───── Material supplied ─────

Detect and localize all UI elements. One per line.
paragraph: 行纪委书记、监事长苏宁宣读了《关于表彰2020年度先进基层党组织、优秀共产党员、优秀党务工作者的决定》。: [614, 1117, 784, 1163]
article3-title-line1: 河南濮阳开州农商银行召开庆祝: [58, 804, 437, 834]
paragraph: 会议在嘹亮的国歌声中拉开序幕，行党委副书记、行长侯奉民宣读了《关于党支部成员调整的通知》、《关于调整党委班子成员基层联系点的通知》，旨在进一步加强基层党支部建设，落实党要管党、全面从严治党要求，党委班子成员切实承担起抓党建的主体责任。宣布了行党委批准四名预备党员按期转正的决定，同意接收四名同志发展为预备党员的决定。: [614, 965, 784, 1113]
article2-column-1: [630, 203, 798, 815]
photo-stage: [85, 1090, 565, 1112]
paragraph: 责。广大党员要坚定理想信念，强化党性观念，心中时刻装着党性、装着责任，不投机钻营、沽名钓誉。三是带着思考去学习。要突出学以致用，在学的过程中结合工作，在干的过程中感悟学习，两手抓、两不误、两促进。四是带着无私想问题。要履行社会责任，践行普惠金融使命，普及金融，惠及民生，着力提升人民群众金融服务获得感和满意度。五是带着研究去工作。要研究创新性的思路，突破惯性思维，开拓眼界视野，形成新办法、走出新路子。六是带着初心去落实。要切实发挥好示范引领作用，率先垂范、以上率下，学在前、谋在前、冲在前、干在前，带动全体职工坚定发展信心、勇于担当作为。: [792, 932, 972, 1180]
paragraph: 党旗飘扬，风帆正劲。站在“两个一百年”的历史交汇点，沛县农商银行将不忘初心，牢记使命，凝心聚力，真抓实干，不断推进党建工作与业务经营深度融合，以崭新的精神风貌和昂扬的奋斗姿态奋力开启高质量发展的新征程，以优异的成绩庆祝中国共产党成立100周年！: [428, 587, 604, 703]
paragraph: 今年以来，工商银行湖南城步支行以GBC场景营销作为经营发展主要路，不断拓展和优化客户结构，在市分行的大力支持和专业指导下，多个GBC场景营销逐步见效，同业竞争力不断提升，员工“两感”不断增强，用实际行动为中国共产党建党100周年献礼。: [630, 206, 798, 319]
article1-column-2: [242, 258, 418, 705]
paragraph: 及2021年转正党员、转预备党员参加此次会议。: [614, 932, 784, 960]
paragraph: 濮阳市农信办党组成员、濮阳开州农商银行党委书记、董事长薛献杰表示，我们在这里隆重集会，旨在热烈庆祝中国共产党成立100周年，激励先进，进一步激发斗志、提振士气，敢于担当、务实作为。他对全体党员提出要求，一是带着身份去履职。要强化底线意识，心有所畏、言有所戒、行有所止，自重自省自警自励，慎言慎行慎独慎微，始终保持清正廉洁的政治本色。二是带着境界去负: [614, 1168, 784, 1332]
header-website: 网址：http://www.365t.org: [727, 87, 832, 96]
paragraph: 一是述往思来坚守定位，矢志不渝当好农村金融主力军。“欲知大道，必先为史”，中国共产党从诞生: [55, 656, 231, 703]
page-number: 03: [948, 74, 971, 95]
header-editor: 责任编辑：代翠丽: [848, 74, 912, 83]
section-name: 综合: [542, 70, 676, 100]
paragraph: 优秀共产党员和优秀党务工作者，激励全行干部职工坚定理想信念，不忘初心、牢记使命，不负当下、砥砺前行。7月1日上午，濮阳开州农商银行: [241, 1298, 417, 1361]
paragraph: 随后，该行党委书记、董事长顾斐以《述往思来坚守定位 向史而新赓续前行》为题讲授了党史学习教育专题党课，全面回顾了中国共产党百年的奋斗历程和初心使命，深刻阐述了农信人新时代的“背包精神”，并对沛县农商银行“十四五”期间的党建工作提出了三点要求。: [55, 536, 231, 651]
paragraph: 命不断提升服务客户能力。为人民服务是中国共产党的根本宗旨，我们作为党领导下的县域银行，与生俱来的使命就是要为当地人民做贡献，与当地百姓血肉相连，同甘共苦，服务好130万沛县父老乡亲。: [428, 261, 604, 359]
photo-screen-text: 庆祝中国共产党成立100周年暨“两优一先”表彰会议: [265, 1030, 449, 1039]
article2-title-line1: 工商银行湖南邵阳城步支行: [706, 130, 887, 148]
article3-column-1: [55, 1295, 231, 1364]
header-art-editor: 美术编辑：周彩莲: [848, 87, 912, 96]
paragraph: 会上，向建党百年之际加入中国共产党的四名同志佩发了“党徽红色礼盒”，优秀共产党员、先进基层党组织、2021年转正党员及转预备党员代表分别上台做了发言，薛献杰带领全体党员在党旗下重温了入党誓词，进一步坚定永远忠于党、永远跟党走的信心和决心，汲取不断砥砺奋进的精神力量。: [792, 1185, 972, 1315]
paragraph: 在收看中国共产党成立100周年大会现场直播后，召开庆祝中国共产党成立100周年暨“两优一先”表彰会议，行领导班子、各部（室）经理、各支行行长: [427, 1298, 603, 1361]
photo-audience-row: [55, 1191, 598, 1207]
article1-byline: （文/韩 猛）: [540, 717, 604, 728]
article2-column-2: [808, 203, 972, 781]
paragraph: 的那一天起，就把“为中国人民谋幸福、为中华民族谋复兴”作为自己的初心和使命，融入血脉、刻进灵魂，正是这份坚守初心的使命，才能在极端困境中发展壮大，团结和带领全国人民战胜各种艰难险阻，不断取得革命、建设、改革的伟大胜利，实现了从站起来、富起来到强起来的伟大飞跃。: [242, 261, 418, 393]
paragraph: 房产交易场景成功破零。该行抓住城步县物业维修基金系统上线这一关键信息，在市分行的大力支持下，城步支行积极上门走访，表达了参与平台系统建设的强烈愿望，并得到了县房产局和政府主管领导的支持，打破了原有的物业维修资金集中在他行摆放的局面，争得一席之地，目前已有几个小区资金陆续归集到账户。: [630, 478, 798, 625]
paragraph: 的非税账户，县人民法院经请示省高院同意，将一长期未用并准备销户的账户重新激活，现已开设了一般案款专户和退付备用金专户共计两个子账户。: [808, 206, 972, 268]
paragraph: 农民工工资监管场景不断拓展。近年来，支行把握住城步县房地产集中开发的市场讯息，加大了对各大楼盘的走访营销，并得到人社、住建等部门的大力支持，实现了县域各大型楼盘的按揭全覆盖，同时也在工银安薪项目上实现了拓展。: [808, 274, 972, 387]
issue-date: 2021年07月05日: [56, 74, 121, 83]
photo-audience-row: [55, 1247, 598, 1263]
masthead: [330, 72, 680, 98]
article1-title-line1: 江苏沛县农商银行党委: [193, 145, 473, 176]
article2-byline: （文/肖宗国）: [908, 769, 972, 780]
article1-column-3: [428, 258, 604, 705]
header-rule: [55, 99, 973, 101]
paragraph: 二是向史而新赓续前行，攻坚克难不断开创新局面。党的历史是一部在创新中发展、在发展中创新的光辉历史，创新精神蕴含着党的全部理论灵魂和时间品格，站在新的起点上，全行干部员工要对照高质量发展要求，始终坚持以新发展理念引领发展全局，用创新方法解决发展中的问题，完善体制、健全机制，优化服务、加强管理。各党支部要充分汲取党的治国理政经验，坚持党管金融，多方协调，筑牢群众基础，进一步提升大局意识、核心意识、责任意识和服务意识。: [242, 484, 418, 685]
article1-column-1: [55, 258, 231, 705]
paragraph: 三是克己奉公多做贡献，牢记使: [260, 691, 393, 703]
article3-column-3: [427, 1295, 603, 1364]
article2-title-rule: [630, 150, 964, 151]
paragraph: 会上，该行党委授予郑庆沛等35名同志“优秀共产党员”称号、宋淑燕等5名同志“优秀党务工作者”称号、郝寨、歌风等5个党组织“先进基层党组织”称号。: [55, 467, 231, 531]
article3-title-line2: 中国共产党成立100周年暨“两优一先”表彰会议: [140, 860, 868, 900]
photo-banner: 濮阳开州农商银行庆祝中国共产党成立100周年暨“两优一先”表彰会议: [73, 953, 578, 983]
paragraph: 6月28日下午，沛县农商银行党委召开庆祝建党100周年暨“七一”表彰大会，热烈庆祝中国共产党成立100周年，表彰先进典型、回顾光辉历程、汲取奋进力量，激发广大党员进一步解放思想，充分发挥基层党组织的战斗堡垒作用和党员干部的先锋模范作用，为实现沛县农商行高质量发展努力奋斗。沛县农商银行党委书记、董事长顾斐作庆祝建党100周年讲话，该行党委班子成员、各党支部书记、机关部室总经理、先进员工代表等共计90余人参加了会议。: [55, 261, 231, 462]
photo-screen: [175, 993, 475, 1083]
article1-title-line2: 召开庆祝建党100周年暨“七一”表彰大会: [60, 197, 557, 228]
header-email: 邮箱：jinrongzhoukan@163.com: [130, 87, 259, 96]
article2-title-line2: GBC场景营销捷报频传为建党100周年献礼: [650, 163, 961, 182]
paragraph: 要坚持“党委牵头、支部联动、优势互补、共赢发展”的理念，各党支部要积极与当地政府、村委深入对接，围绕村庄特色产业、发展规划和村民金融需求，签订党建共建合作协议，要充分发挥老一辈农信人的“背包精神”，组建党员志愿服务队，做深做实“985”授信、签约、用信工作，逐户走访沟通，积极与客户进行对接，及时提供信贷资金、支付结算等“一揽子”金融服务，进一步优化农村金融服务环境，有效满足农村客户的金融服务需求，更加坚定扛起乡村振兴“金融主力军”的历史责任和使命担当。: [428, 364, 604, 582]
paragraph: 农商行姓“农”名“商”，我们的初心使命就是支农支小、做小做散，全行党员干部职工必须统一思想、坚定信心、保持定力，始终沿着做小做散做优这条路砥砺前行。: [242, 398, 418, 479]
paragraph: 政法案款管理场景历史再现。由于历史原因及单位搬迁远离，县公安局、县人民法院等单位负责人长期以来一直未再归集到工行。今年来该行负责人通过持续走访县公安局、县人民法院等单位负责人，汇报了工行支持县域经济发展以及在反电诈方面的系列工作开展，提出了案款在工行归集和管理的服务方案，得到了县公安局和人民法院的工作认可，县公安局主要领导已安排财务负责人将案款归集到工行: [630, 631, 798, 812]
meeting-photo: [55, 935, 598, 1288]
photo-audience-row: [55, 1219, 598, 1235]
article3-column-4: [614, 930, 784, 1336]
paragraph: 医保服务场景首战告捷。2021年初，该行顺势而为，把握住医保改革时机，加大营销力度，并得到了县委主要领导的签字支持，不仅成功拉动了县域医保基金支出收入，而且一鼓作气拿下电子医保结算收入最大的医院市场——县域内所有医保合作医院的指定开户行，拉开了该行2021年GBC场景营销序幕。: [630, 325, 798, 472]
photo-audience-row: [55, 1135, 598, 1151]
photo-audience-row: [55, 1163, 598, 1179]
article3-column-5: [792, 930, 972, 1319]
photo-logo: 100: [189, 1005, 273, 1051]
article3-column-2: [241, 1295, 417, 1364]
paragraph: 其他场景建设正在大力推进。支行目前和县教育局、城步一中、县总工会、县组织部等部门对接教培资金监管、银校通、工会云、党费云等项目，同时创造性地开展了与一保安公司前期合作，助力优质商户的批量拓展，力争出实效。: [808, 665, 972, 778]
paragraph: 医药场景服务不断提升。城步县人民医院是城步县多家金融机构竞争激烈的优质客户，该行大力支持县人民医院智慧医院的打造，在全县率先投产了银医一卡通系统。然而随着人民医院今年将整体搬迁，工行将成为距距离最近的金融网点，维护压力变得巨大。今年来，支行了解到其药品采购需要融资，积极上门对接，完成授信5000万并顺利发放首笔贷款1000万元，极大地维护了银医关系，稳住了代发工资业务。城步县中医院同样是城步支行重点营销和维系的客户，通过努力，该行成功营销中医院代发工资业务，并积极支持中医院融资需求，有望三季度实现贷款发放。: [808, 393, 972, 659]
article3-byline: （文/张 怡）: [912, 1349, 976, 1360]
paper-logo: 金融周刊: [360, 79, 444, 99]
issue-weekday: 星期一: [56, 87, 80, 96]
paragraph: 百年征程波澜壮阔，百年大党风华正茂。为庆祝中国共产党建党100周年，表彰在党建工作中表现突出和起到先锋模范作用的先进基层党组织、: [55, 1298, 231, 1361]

─────
───── Material supplied ─────

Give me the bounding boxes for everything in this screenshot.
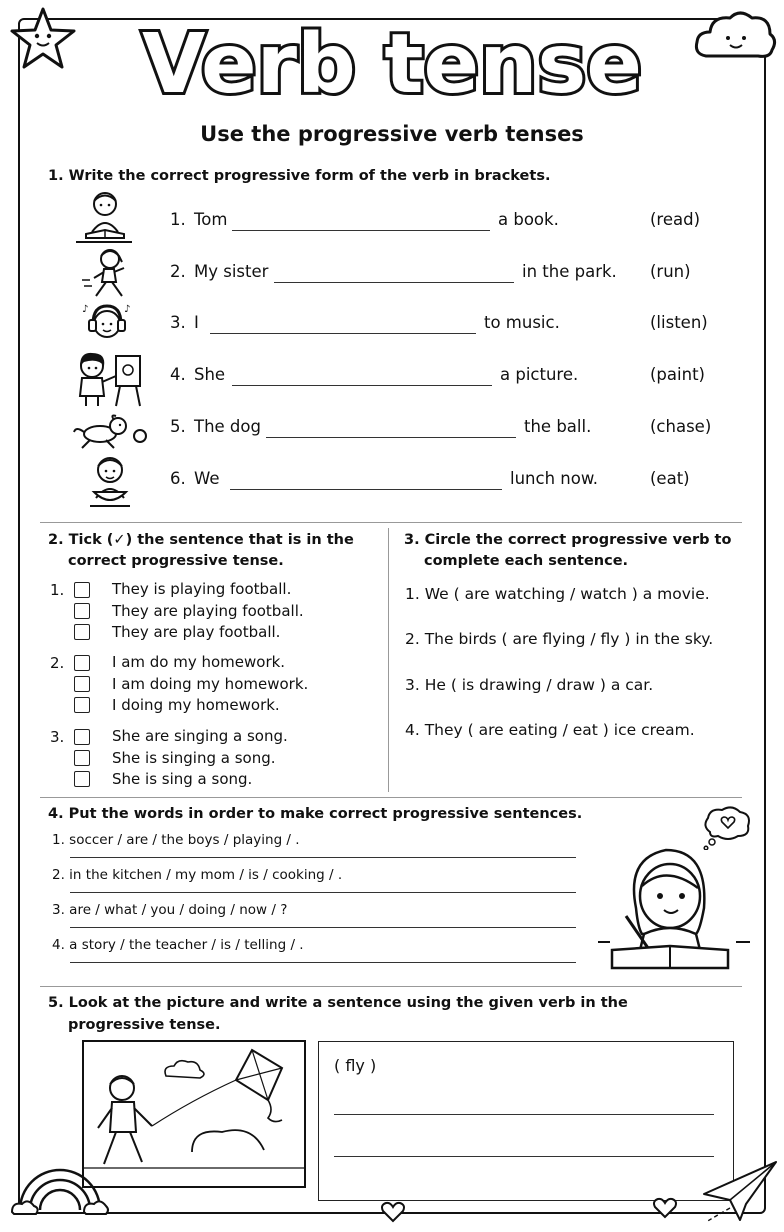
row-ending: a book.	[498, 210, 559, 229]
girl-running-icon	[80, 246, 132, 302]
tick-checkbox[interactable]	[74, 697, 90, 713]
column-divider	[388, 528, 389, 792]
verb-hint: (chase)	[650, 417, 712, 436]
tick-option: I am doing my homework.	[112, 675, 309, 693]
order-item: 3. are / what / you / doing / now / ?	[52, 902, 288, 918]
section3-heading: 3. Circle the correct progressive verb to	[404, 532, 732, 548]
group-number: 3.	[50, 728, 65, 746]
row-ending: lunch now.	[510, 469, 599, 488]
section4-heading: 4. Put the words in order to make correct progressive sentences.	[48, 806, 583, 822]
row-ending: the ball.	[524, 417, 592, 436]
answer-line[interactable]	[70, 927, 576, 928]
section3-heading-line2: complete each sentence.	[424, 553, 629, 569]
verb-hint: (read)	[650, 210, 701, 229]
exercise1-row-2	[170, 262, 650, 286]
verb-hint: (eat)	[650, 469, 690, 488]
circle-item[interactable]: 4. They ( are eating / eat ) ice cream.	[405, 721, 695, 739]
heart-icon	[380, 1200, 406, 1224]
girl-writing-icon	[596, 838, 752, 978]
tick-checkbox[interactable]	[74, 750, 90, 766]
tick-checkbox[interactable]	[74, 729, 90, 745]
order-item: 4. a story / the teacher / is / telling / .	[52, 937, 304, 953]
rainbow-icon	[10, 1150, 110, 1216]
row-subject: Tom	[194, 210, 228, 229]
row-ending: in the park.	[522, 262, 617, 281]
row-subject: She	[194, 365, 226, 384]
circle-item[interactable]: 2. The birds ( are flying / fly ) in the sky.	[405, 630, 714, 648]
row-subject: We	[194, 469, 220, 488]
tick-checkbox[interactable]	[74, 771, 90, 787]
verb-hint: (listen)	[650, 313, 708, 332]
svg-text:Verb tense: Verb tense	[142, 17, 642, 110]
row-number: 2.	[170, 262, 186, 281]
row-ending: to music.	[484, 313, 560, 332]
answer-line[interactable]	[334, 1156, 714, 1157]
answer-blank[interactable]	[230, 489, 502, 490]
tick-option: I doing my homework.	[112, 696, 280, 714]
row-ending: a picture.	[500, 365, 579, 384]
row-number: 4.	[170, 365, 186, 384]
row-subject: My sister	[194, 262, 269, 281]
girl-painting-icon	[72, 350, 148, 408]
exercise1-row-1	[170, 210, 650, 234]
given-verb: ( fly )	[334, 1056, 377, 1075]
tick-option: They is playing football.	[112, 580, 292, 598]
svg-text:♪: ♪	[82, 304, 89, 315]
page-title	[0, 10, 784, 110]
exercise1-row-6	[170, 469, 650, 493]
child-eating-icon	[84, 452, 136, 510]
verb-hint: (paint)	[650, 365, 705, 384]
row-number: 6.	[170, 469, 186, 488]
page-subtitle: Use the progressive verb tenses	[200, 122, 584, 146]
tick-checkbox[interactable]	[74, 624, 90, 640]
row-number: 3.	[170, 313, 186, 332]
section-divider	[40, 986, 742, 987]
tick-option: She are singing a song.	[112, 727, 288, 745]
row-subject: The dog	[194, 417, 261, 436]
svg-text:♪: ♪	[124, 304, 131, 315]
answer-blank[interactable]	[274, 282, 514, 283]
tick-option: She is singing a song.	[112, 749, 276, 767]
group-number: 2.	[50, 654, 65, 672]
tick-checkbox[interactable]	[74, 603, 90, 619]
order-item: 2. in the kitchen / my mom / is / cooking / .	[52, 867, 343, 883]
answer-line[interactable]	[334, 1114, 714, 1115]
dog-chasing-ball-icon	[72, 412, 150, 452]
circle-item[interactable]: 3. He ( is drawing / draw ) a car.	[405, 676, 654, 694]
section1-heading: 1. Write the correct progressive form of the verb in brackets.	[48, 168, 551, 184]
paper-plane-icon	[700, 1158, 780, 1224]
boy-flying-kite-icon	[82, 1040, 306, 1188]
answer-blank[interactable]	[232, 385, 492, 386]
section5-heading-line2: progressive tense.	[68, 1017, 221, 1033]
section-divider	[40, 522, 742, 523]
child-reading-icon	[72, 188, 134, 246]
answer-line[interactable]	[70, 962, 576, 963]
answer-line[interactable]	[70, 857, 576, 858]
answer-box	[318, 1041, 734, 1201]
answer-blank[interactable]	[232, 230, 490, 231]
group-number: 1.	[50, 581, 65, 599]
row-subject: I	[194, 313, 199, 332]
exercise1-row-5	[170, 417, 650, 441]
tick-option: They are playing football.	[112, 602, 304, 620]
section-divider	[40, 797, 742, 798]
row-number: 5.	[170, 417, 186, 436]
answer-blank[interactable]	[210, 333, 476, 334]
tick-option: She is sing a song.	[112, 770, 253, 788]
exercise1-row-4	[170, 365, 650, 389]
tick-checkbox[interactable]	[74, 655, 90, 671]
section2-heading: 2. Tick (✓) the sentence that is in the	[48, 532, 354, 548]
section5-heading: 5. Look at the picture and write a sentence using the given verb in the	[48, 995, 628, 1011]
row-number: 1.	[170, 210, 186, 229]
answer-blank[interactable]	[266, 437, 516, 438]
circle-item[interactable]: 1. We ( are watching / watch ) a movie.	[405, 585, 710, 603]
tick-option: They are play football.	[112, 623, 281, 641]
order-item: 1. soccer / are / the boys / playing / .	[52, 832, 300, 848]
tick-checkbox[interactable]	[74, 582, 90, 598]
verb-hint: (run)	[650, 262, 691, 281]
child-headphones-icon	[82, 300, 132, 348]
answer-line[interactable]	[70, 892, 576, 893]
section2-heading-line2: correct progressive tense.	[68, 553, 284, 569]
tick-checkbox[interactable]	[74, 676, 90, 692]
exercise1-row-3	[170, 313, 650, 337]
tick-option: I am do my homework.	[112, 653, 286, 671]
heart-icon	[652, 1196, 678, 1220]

─────

▶ **Aim**
Please format the records that open with the line containing "Detect and localize" and close with the line containing "header-art-editor: 美术编辑：周彩莲: [848, 87, 912, 96]", both ends included, as a JSON list of strings with one string per line and blank lines left out.

▶ **Solution to the exercise**
[
  "Detect and localize all UI elements. One per line.",
  "paragraph: 行纪委书记、监事长苏宁宣读了《关于表彰2020年度先进基层党组织、优秀共产党员、优秀党务工作者的决定》。: [614, 1117, 784, 1163]",
  "article3-title-line1: 河南濮阳开州农商银行召开庆祝: [58, 804, 437, 834]",
  "paragraph: 会议在嘹亮的国歌声中拉开序幕，行党委副书记、行长侯奉民宣读了《关于党支部成员调整的通知》、《关于调整党委班子成员基层联系点的通知》，旨在进一步加强基层党支部建设，落实党要管党、全面从严治党要求，党委班子成员切实承担起抓党建的主体责任。宣布了行党委批准四名预备党员按期转正的决定，同意接收四名同志发展为预备党员的决定。: [614, 965, 784, 1113]",
  "article2-column-1: [630, 203, 798, 815]",
  "photo-stage: [85, 1090, 565, 1112]",
  "paragraph: 责。广大党员要坚定理想信念，强化党性观念，心中时刻装着党性、装着责任，不投机钻营、沽名钓誉。三是带着思考去学习。要突出学以致用，在学的过程中结合工作，在干的过程中感悟学习，两手抓、两不误、两促进。四是带着无私想问题。要履行社会责任，践行普惠金融使命，普及金融，惠及民生，着力提升人民群众金融服务获得感和满意度。五是带着研究去工作。要研究创新性的思路，突破惯性思维，开拓眼界视野，形成新办法、走出新路子。六是带着初心去落实。要切实发挥好示范引领作用，率先垂范、以上率下，学在前、谋在前、冲在前、干在前，带动全体职工坚定发展信心、勇于担当作为。: [792, 932, 972, 1180]",
  "paragraph: 党旗飘扬，风帆正劲。站在“两个一百年”的历史交汇点，沛县农商银行将不忘初心，牢记使命，凝心聚力，真抓实干，不断推进党建工作与业务经营深度融合，以崭新的精神风貌和昂扬的奋斗姿态奋力开启高质量发展的新征程，以优异的成绩庆祝中国共产党成立100周年！: [428, 587, 604, 703]",
  "paragraph: 今年以来，工商银行湖南城步支行以GBC场景营销作为经营发展主要路，不断拓展和优化客户结构，在市分行的大力支持和专业指导下，多个GBC场景营销逐步见效，同业竞争力不断提升，员工“两感”不断增强，用实际行动为中国共产党建党100周年献礼。: [630, 206, 798, 319]",
  "article1-column-2: [242, 258, 418, 705]",
  "paragraph: 及2021年转正党员、转预备党员参加此次会议。: [614, 932, 784, 960]",
  "paragraph: 濮阳市农信办党组成员、濮阳开州农商银行党委书记、董事长薛献杰表示，我们在这里隆重集会，旨在热烈庆祝中国共产党成立100周年，激励先进，进一步激发斗志、提振士气，敢于担当、务实作为。他对全体党员提出要求，一是带着身份去履职。要强化底线意识，心有所畏、言有所戒、行有所止，自重自省自警自励，慎言慎行慎独慎微，始终保持清正廉洁的政治本色。二是带着境界去负: [614, 1168, 784, 1332]",
  "header-website: 网址：http://www.365t.org: [727, 87, 832, 96]",
  "paragraph: 一是述往思来坚守定位，矢志不渝当好农村金融主力军。“欲知大道，必先为史”，中国共产党从诞生: [55, 656, 231, 703]",
  "page-number: 03: [948, 74, 971, 95]",
  "header-editor: 责任编辑：代翠丽: [848, 74, 912, 83]",
  "section-name: 综合: [542, 70, 676, 100]",
  "paragraph: 优秀共产党员和优秀党务工作者，激励全行干部职工坚定理想信念，不忘初心、牢记使命，不负当下、砥砺前行。7月1日上午，濮阳开州农商银行: [241, 1298, 417, 1361]",
  "paragraph: 随后，该行党委书记、董事长顾斐以《述往思来坚守定位 向史而新赓续前行》为题讲授了党史学习教育专题党课，全面回顾了中国共产党百年的奋斗历程和初心使命，深刻阐述了农信人新时代的“背包精神”，并对沛县农商银行“十四五”期间的党建工作提出了三点要求。: [55, 536, 231, 651]",
  "paragraph: 命不断提升服务客户能力。为人民服务是中国共产党的根本宗旨，我们作为党领导下的县域银行，与生俱来的使命就是要为当地人民做贡献，与当地百姓血肉相连，同甘共苦，服务好130万沛县父老乡亲。: [428, 261, 604, 359]",
  "photo-screen-text: 庆祝中国共产党成立100周年暨“两优一先”表彰会议: [265, 1030, 449, 1039]",
  "article2-title-line1: 工商银行湖南邵阳城步支行: [706, 130, 887, 148]",
  "article3-column-1: [55, 1295, 231, 1364]",
  "header-art-editor: 美术编辑：周彩莲: [848, 87, 912, 96]"
]